YOUR ASSIGNMENT
Copy every line of the data that includes the string "Create".
════════════════════
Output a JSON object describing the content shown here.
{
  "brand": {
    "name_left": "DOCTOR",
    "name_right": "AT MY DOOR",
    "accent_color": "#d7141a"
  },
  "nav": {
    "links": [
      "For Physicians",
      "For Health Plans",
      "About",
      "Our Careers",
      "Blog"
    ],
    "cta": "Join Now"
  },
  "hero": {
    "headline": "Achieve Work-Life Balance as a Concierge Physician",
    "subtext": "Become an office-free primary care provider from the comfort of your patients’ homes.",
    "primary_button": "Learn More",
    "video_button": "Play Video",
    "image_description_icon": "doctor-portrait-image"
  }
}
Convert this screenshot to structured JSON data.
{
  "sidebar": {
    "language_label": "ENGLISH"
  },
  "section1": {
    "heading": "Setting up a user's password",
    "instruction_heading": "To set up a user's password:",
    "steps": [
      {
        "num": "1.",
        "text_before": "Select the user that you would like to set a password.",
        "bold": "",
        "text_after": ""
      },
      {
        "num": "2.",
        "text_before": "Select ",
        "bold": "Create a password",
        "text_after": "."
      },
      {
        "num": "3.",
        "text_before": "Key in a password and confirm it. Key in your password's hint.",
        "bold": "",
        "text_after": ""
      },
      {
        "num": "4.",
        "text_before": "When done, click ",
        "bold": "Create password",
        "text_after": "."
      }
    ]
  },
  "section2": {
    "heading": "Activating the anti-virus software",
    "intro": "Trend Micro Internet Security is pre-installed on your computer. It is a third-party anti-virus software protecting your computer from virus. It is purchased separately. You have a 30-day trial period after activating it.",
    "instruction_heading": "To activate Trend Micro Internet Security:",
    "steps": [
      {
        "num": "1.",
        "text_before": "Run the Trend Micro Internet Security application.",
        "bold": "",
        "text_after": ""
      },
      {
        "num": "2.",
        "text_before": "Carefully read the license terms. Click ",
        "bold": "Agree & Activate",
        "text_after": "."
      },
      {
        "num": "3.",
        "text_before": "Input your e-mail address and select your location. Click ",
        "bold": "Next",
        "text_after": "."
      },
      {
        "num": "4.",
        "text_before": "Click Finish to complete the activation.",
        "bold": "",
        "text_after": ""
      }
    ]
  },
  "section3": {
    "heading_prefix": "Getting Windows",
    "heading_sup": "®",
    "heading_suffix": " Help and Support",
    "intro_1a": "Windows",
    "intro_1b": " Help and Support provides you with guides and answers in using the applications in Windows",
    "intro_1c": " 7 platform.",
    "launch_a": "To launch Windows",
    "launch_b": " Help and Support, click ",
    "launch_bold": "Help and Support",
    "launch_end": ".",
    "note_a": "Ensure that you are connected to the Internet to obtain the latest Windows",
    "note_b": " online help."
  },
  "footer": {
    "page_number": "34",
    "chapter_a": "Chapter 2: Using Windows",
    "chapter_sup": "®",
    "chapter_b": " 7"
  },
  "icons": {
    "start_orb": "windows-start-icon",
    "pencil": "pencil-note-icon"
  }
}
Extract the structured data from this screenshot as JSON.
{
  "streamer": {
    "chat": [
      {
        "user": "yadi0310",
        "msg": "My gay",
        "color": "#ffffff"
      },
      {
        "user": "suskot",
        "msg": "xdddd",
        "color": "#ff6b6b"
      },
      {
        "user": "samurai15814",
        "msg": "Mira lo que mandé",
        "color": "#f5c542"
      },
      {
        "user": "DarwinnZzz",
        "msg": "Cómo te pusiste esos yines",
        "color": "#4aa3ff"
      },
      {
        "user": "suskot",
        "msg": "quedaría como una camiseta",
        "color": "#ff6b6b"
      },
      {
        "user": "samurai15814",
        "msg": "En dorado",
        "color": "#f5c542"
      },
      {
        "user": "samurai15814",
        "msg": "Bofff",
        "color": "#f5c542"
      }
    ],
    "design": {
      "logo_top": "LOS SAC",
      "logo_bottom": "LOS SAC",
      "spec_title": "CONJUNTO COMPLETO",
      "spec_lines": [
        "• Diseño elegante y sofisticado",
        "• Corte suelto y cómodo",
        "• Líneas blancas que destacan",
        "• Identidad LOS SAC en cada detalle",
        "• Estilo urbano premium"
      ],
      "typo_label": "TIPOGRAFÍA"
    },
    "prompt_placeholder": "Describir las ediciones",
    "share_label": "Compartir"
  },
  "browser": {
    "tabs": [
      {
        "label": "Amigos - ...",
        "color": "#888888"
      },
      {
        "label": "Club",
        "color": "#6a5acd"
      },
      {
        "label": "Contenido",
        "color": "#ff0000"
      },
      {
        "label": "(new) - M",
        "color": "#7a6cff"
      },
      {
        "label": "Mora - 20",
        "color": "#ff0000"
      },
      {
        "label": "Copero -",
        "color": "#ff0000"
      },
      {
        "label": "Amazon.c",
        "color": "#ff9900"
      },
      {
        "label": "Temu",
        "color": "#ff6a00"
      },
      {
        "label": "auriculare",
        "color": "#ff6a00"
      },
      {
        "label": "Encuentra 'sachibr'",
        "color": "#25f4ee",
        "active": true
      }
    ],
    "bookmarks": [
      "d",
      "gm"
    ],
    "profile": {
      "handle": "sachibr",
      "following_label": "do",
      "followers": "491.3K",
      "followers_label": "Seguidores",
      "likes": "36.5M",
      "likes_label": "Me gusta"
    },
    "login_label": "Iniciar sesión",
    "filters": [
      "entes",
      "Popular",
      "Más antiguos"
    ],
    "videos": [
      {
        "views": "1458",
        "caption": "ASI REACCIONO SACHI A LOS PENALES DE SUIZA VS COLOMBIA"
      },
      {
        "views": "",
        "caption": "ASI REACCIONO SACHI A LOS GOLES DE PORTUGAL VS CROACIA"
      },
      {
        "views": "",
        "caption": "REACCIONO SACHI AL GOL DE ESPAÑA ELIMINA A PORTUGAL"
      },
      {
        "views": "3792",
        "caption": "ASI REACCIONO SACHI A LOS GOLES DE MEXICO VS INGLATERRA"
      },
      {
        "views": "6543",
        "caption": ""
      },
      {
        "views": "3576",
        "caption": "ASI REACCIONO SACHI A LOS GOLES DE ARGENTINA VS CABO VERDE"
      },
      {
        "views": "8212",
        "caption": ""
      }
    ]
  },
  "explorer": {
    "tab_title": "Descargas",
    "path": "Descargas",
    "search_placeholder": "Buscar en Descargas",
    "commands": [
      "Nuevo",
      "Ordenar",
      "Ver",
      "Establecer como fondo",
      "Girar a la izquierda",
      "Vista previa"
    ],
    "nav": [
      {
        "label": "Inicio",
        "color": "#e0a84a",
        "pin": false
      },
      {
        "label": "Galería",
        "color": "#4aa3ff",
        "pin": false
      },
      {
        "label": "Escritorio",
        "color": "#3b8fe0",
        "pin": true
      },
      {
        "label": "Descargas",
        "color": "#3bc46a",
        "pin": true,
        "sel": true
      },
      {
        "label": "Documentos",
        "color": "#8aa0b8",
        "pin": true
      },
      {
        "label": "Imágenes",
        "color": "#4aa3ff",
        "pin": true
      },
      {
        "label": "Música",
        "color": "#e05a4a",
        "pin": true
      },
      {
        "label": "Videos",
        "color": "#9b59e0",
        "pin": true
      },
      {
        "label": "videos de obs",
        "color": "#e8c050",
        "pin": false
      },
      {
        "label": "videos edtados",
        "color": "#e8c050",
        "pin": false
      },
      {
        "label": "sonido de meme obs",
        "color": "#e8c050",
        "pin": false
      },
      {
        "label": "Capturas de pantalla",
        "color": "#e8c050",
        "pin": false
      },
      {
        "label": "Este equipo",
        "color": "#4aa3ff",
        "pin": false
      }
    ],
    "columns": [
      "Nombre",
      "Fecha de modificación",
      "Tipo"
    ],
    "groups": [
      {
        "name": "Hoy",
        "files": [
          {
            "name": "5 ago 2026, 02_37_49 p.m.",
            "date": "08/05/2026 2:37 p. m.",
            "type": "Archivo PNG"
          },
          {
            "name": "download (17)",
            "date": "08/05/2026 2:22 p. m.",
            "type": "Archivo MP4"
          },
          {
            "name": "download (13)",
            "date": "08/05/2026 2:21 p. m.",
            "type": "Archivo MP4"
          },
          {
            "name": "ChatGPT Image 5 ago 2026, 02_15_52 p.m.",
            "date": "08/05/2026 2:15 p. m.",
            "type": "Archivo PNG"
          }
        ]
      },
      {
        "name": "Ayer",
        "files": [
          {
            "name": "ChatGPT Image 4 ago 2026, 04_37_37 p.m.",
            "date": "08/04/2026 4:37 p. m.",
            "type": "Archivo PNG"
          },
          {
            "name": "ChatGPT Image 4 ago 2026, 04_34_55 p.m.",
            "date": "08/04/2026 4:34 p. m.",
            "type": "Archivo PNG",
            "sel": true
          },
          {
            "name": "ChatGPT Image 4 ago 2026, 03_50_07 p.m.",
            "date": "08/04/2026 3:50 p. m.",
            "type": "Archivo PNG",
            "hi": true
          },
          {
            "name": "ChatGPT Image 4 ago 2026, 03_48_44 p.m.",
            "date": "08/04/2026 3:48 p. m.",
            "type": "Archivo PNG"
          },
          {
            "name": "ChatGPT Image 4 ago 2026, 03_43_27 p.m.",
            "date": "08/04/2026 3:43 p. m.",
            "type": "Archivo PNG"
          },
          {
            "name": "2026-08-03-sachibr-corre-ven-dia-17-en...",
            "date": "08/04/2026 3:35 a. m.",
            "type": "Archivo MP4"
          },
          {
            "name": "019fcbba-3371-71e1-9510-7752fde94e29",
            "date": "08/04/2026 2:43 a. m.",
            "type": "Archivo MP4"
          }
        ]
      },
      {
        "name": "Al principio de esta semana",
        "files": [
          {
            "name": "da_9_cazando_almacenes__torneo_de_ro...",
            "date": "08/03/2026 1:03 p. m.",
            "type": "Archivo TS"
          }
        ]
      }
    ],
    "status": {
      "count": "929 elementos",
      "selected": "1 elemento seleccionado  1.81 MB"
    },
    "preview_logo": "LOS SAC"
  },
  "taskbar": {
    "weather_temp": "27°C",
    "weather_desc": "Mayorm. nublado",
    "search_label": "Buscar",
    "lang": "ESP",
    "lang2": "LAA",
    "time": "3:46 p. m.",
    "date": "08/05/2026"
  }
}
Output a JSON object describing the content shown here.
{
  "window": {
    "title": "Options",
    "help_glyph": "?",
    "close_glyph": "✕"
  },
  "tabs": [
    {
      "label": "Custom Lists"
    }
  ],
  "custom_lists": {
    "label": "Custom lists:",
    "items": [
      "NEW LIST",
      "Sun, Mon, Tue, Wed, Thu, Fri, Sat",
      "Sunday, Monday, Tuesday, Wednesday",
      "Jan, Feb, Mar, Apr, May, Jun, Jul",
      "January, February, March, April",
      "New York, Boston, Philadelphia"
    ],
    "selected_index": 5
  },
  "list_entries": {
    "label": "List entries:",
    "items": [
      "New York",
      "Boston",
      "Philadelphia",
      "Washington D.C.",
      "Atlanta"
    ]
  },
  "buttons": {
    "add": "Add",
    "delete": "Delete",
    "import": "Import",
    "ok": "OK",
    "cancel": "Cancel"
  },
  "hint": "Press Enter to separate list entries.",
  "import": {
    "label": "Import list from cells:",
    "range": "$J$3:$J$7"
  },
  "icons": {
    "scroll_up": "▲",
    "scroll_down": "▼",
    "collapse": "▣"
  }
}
════════════════════
COMPLETED TASK
        "bold": "Create a password",
        "bold": "Create password",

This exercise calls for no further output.